**Given problem**. Go through the entries below and copy each line containing the word "BMKG".
/---
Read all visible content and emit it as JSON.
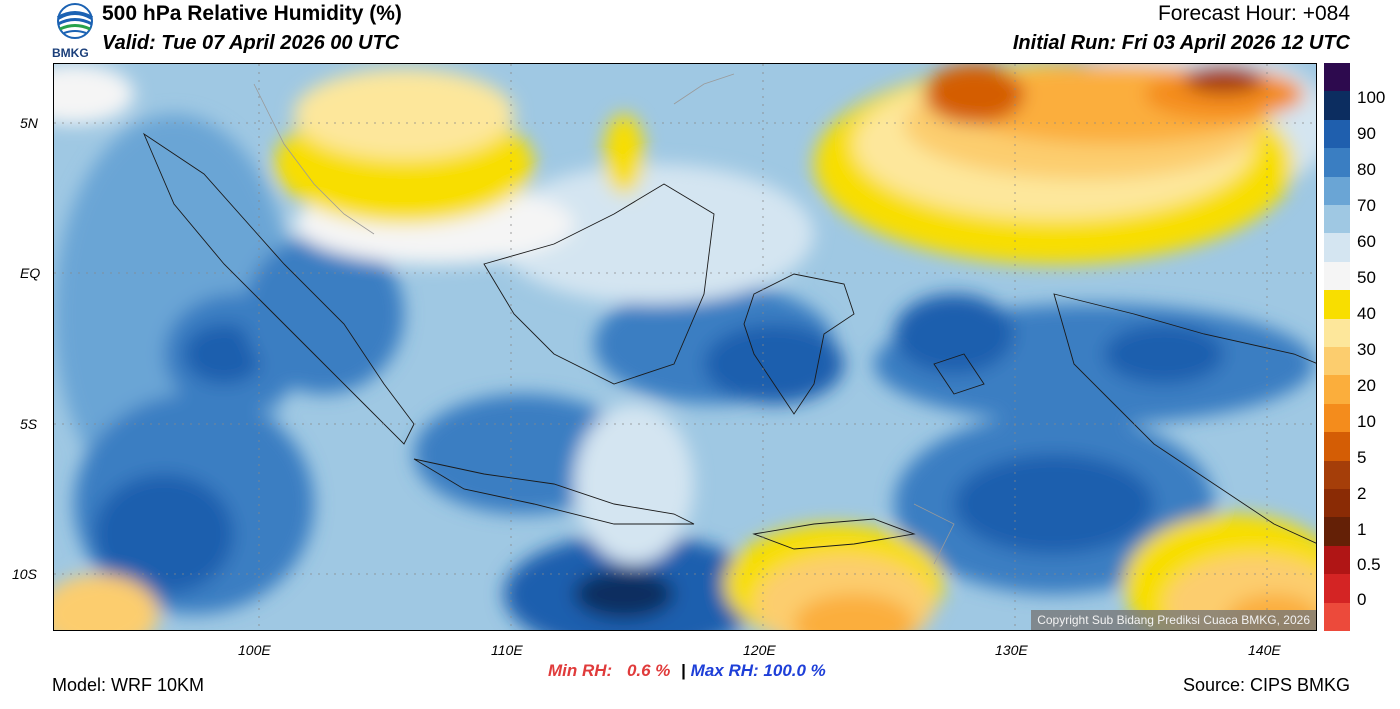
{
  "header": {
    "logo_text": "BMKG",
    "title": "500 hPa Relative Humidity (%)",
    "valid": "Valid: Tue 07 April 2026 00 UTC",
    "forecast_hour": "Forecast Hour: +084",
    "initial_run": "Initial Run: Fri 03 April 2026 12 UTC"
  },
  "map": {
    "lat_labels": [
      "5N",
      "EQ",
      "5S",
      "10S"
    ],
    "lon_labels": [
      "100E",
      "110E",
      "120E",
      "130E",
      "140E"
    ],
    "copyright": "Copyright Sub Bidang Prediksi Cuaca BMKG, 2026"
  },
  "colorbar": {
    "labels": [
      "100",
      "90",
      "80",
      "70",
      "60",
      "50",
      "40",
      "30",
      "20",
      "10",
      "5",
      "2",
      "1",
      "0.5",
      "0"
    ],
    "colors": [
      "#2d0a4e",
      "#0c2d60",
      "#1f5fae",
      "#3a7ec2",
      "#6aa5d5",
      "#9fc8e3",
      "#d4e5f1",
      "#f5f5f5",
      "#f8de00",
      "#fde79b",
      "#fccd6e",
      "#fbae3c",
      "#f48c1c",
      "#d45d05",
      "#a53e09",
      "#8a2b05",
      "#642006",
      "#b01515",
      "#d42424",
      "#ec4a3b"
    ]
  },
  "footer": {
    "model": "Model: WRF 10KM",
    "min_rh_label": "Min RH:",
    "min_rh_value": "0.6 %",
    "separator": "|",
    "max_rh_label": "Max RH:",
    "max_rh_value": "100.0 %",
    "source": "Source: CIPS BMKG"
  }
}
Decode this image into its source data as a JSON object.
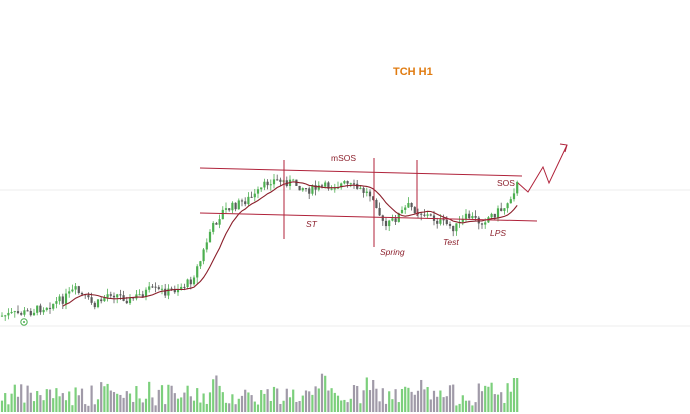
{
  "chart_data": {
    "type": "candlestick",
    "title": "TCH H1",
    "annotations": [
      "mSOS",
      "ST",
      "Spring",
      "Test",
      "LPS",
      "SOS"
    ],
    "colors": {
      "up": "#4caf50",
      "down": "#5a5a5a",
      "ma": "#8b1f2b",
      "lines": "#b0223a",
      "title": "#e07b10",
      "volume_up": "#7ccf7c",
      "volume_down": "#a09aa8"
    },
    "grid": false,
    "legend": "none",
    "indicator_icon": "circle-dot-icon"
  }
}
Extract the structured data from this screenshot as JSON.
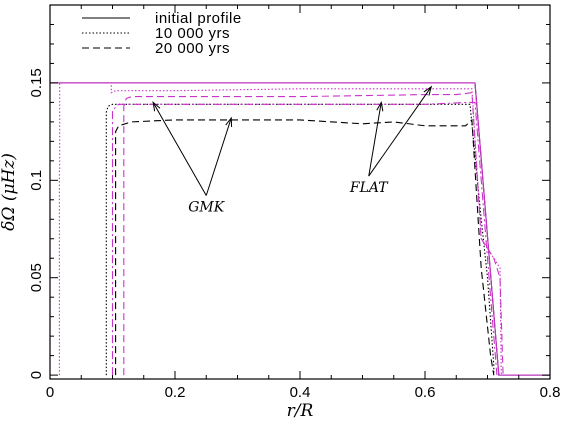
{
  "chart_data": {
    "type": "line",
    "xlabel": "r/R",
    "ylabel": "δΩ  (μHz)",
    "xlim": [
      0,
      0.8
    ],
    "ylim": [
      -0.002,
      0.19
    ],
    "xticks": [
      0,
      0.2,
      0.4,
      0.6,
      0.8
    ],
    "xtick_labels": [
      "0",
      "0.2",
      "0.4",
      "0.6",
      "0.8"
    ],
    "yticks": [
      0,
      0.05,
      0.1,
      0.15
    ],
    "ytick_labels": [
      "0",
      "0.05",
      "0.1",
      "0.15"
    ],
    "grid": false,
    "legend_position": "top-left",
    "legend": [
      {
        "label": "initial profile",
        "style": "solid"
      },
      {
        "label": "10 000  yrs",
        "style": "dotted"
      },
      {
        "label": "20 000  yrs",
        "style": "dashed"
      }
    ],
    "annotations": [
      {
        "text": "GMK",
        "arrow_targets": [
          [
            0.165,
            0.14
          ],
          [
            0.29,
            0.132
          ]
        ],
        "label_at": [
          0.25,
          0.085
        ]
      },
      {
        "text": "FLAT",
        "arrow_targets": [
          [
            0.53,
            0.14
          ],
          [
            0.61,
            0.148
          ]
        ],
        "label_at": [
          0.51,
          0.095
        ]
      }
    ],
    "series": [
      {
        "name": "initial profile",
        "model": "GMK",
        "color": "#000000",
        "style": "solid",
        "x": [
          0,
          0.68,
          0.718,
          0.72,
          0.8
        ],
        "y": [
          0.15,
          0.15,
          0,
          0,
          0
        ]
      },
      {
        "name": "10 000  yrs",
        "model": "GMK",
        "color": "#000000",
        "style": "dotted",
        "x": [
          0.09,
          0.09,
          0.093,
          0.1,
          0.15,
          0.3,
          0.5,
          0.6,
          0.65,
          0.672,
          0.69,
          0.7,
          0.71,
          0.71
        ],
        "y": [
          0,
          0.135,
          0.138,
          0.139,
          0.139,
          0.139,
          0.139,
          0.139,
          0.139,
          0.139,
          0.08,
          0.05,
          0.005,
          0
        ]
      },
      {
        "name": "20 000  yrs",
        "model": "GMK",
        "color": "#000000",
        "style": "dashed",
        "x": [
          0.105,
          0.105,
          0.11,
          0.13,
          0.2,
          0.3,
          0.4,
          0.5,
          0.55,
          0.6,
          0.65,
          0.665,
          0.675,
          0.69,
          0.705,
          0.71
        ],
        "y": [
          0,
          0.125,
          0.128,
          0.13,
          0.131,
          0.131,
          0.131,
          0.129,
          0.13,
          0.128,
          0.128,
          0.128,
          0.131,
          0.055,
          0.01,
          0
        ]
      },
      {
        "name": "initial profile",
        "model": "FLAT",
        "color": "#cc33cc",
        "style": "solid",
        "x": [
          0,
          0.68,
          0.718,
          0.72,
          0.8
        ],
        "y": [
          0.15,
          0.15,
          0,
          0,
          0
        ]
      },
      {
        "name": "10 000  yrs",
        "model": "FLAT",
        "color": "#cc33cc",
        "style": "dotted",
        "x": [
          0.015,
          0.015,
          0.0155,
          0.0155,
          0.098,
          0.098,
          0.105,
          0.11,
          0.2,
          0.4,
          0.6,
          0.65,
          0.675,
          0.69,
          0.71,
          0.72,
          0.722
        ],
        "y": [
          0,
          0.105,
          0.105,
          0.15,
          0.15,
          0.145,
          0.146,
          0.146,
          0.146,
          0.147,
          0.147,
          0.147,
          0.147,
          0.07,
          0.06,
          0.055,
          0
        ]
      },
      {
        "name": "20 000  yrs",
        "model": "FLAT",
        "color": "#cc33cc",
        "style": "dashed",
        "x": [
          0.118,
          0.118,
          0.122,
          0.13,
          0.2,
          0.4,
          0.6,
          0.65,
          0.675,
          0.69,
          0.71,
          0.72,
          0.725
        ],
        "y": [
          0,
          0.138,
          0.142,
          0.143,
          0.143,
          0.143,
          0.144,
          0.144,
          0.145,
          0.07,
          0.06,
          0.05,
          0
        ]
      },
      {
        "name": "",
        "model": "FLAT-mid",
        "color": "#cc33cc",
        "style": "dashdot",
        "x": [
          0.1,
          0.1,
          0.11,
          0.2,
          0.4,
          0.6,
          0.67,
          0.68,
          0.7,
          0.715
        ],
        "y": [
          0,
          0.136,
          0.139,
          0.139,
          0.139,
          0.139,
          0.14,
          0.14,
          0.06,
          0
        ]
      }
    ]
  }
}
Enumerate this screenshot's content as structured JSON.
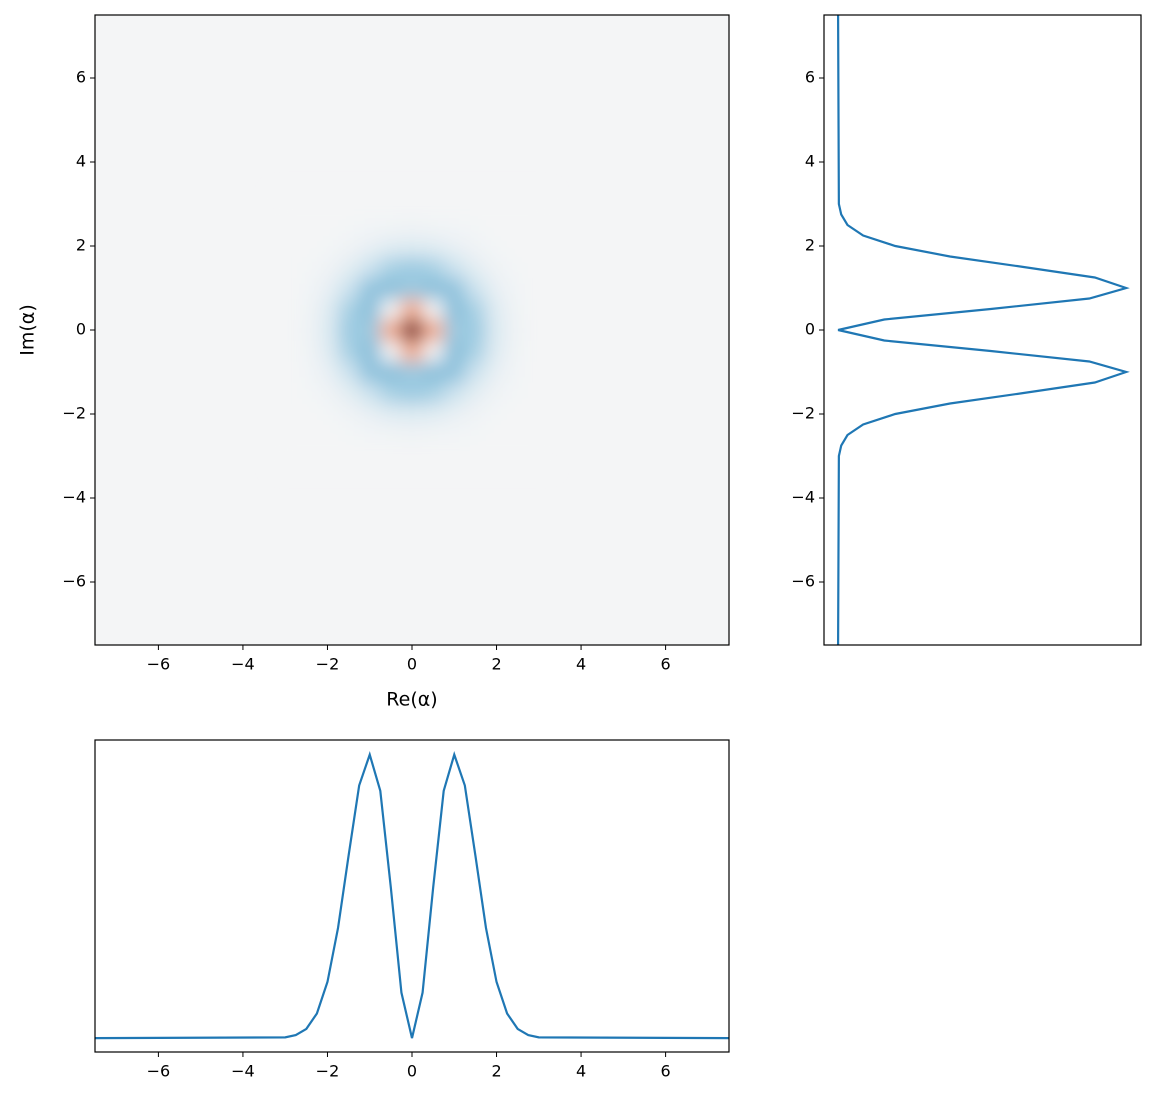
{
  "chart_data": [
    {
      "type": "heatmap",
      "xlabel": "Re(α)",
      "ylabel": "Im(α)",
      "x": [
        -3,
        -2.5,
        -2,
        -1.5,
        -1,
        -0.5,
        0,
        0.5,
        1,
        1.5,
        2,
        2.5,
        3
      ],
      "y": [
        -3,
        -2.5,
        -2,
        -1.5,
        -1,
        -0.5,
        0,
        0.5,
        1,
        1.5,
        2,
        2.5,
        3
      ],
      "z": [
        [
          0,
          0,
          0,
          0.001,
          0.001,
          0.002,
          0.002,
          0.002,
          0.001,
          0.001,
          0,
          0,
          0
        ],
        [
          0,
          0,
          0.001,
          0.003,
          0.01,
          0.018,
          0.022,
          0.018,
          0.01,
          0.003,
          0.001,
          0,
          0
        ],
        [
          0,
          0.001,
          0.005,
          0.022,
          0.061,
          0.107,
          0.128,
          0.107,
          0.061,
          0.022,
          0.005,
          0.001,
          0
        ],
        [
          0,
          0.003,
          0.022,
          0.089,
          0.213,
          0.328,
          0.369,
          0.328,
          0.213,
          0.089,
          0.022,
          0.003,
          0
        ],
        [
          0.001,
          0.01,
          0.061,
          0.213,
          0.406,
          0.43,
          0.368,
          0.43,
          0.406,
          0.213,
          0.061,
          0.01,
          0.001
        ],
        [
          0.002,
          0.018,
          0.107,
          0.328,
          0.43,
          0,
          -0.389,
          0,
          0.43,
          0.328,
          0.107,
          0.018,
          0.002
        ],
        [
          0.002,
          0.022,
          0.128,
          0.369,
          0.368,
          -0.389,
          -1,
          -0.389,
          0.368,
          0.369,
          0.128,
          0.022,
          0.002
        ],
        [
          0.002,
          0.018,
          0.107,
          0.328,
          0.43,
          0,
          -0.389,
          0,
          0.43,
          0.328,
          0.107,
          0.018,
          0.002
        ],
        [
          0.001,
          0.01,
          0.061,
          0.213,
          0.406,
          0.43,
          0.368,
          0.43,
          0.406,
          0.213,
          0.061,
          0.01,
          0.001
        ],
        [
          0,
          0.003,
          0.022,
          0.089,
          0.213,
          0.328,
          0.369,
          0.328,
          0.213,
          0.089,
          0.022,
          0.003,
          0
        ],
        [
          0,
          0.001,
          0.005,
          0.022,
          0.061,
          0.107,
          0.128,
          0.107,
          0.061,
          0.022,
          0.005,
          0.001,
          0
        ],
        [
          0,
          0,
          0.001,
          0.003,
          0.01,
          0.018,
          0.022,
          0.018,
          0.01,
          0.003,
          0.001,
          0,
          0
        ],
        [
          0,
          0,
          0,
          0.001,
          0.001,
          0.002,
          0.002,
          0.002,
          0.001,
          0.001,
          0,
          0,
          0
        ]
      ],
      "zlim": [
        -1,
        1
      ],
      "colormap": [
        "#67001f",
        "#b2182b",
        "#d6604d",
        "#f4a582",
        "#fddbc7",
        "#f4f5f6",
        "#d1e5f0",
        "#92c5de",
        "#4393c3",
        "#2166ac",
        "#053061"
      ],
      "xlim": [
        -7.5,
        7.5
      ],
      "ylim": [
        -7.5,
        7.5
      ],
      "xticks": [
        {
          "value": -6,
          "label": "−6"
        },
        {
          "value": -4,
          "label": "−4"
        },
        {
          "value": -2,
          "label": "−2"
        },
        0,
        2,
        4,
        6
      ],
      "yticks": [
        {
          "value": -6,
          "label": "−6"
        },
        {
          "value": -4,
          "label": "−4"
        },
        {
          "value": -2,
          "label": "−2"
        },
        0,
        2,
        4,
        6
      ]
    },
    {
      "type": "line",
      "orientation": "vertical",
      "color": "#1f77b4",
      "y": [
        -7.5,
        -3,
        -2.75,
        -2.5,
        -2.25,
        -2,
        -1.75,
        -1.5,
        -1.25,
        -1,
        -0.75,
        -0.5,
        -0.25,
        0,
        0.25,
        0.5,
        0.75,
        1,
        1.25,
        1.5,
        1.75,
        2,
        2.25,
        2.5,
        2.75,
        3,
        7.5
      ],
      "values": [
        0,
        0.001,
        0.004,
        0.012,
        0.032,
        0.073,
        0.143,
        0.237,
        0.328,
        0.368,
        0.321,
        0.195,
        0.059,
        0,
        0.059,
        0.195,
        0.321,
        0.368,
        0.328,
        0.237,
        0.143,
        0.073,
        0.032,
        0.012,
        0.004,
        0.001,
        0
      ],
      "ylim": [
        -7.5,
        7.5
      ],
      "xlim": [
        -0.018,
        0.387
      ],
      "yticks": [
        {
          "value": -6,
          "label": "−6"
        },
        {
          "value": -4,
          "label": "−4"
        },
        {
          "value": -2,
          "label": "−2"
        },
        0,
        2,
        4,
        6
      ]
    },
    {
      "type": "line",
      "color": "#1f77b4",
      "x": [
        -7.5,
        -3,
        -2.75,
        -2.5,
        -2.25,
        -2,
        -1.75,
        -1.5,
        -1.25,
        -1,
        -0.75,
        -0.5,
        -0.25,
        0,
        0.25,
        0.5,
        0.75,
        1,
        1.25,
        1.5,
        1.75,
        2,
        2.25,
        2.5,
        2.75,
        3,
        7.5
      ],
      "values": [
        0,
        0.001,
        0.004,
        0.012,
        0.032,
        0.073,
        0.143,
        0.237,
        0.328,
        0.368,
        0.321,
        0.195,
        0.059,
        0,
        0.059,
        0.195,
        0.321,
        0.368,
        0.328,
        0.237,
        0.143,
        0.073,
        0.032,
        0.012,
        0.004,
        0.001,
        0
      ],
      "xlim": [
        -7.5,
        7.5
      ],
      "ylim": [
        -0.018,
        0.387
      ],
      "xticks": [
        {
          "value": -6,
          "label": "−6"
        },
        {
          "value": -4,
          "label": "−4"
        },
        {
          "value": -2,
          "label": "−2"
        },
        0,
        2,
        4,
        6
      ]
    }
  ]
}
\---
**Reply to the task**.
    "logo_text": "BMKG",
    "copyright": "Copyright Sub Bidang Prediksi Cuaca BMKG, 2026"
    "source": "Source: CIPS BMKG"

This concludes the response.